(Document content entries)
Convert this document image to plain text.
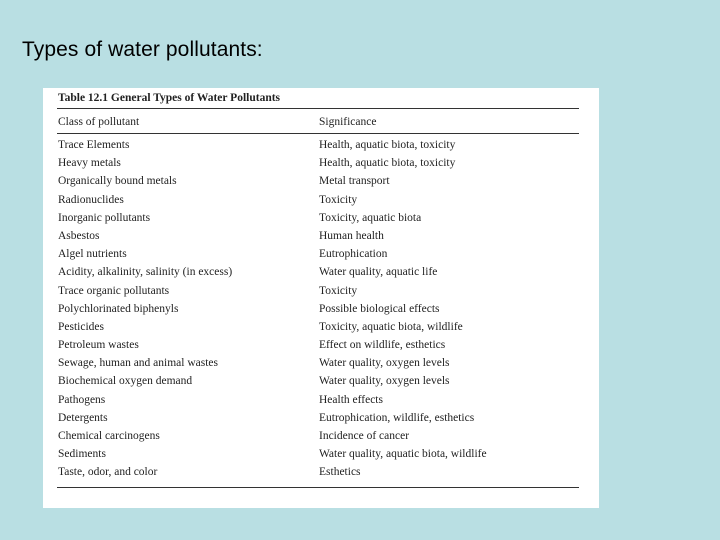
Types of water pollutants:
Table 12.1 General Types of Water Pollutants
Class of pollutant	Significance
Trace Elements	Health, aquatic biota, toxicity
Heavy metals	Health, aquatic biota, toxicity
Organically bound metals	Metal transport
Radionuclides	Toxicity
Inorganic pollutants	Toxicity, aquatic biota
Asbestos	Human health
Algel nutrients	Eutrophication
Acidity, alkalinity, salinity (in excess)	Water quality, aquatic life
Trace organic pollutants	Toxicity
Polychlorinated biphenyls	Possible biological effects
Pesticides	Toxicity, aquatic biota, wildlife
Petroleum wastes	Effect on wildlife, esthetics
Sewage, human and animal wastes	Water quality, oxygen levels
Biochemical oxygen demand	Water quality, oxygen levels
Pathogens	Health effects
Detergents	Eutrophication, wildlife, esthetics
Chemical carcinogens	Incidence of cancer
Sediments	Water quality, aquatic biota, wildlife
Taste, odor, and color	Esthetics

▶ _Work to be completed_
Return every entry above exactly as written, with no pictures included.

▶ _Task answer_
Convert this document image to plain text.
Types of water pollutants:
Table 12.1 General Types of Water Pollutants
Class of pollutant	Significance
Trace Elements	Health, aquatic biota, toxicity
Heavy metals	Health, aquatic biota, toxicity
Organically bound metals	Metal transport
Radionuclides	Toxicity
Inorganic pollutants	Toxicity, aquatic biota
Asbestos	Human health
Algel nutrients	Eutrophication
Acidity, alkalinity, salinity (in excess)	Water quality, aquatic life
Trace organic pollutants	Toxicity
Polychlorinated biphenyls	Possible biological effects
Pesticides	Toxicity, aquatic biota, wildlife
Petroleum wastes	Effect on wildlife, esthetics
Sewage, human and animal wastes	Water quality, oxygen levels
Biochemical oxygen demand	Water quality, oxygen levels
Pathogens	Health effects
Detergents	Eutrophication, wildlife, esthetics
Chemical carcinogens	Incidence of cancer
Sediments	Water quality, aquatic biota, wildlife
Taste, odor, and color	Esthetics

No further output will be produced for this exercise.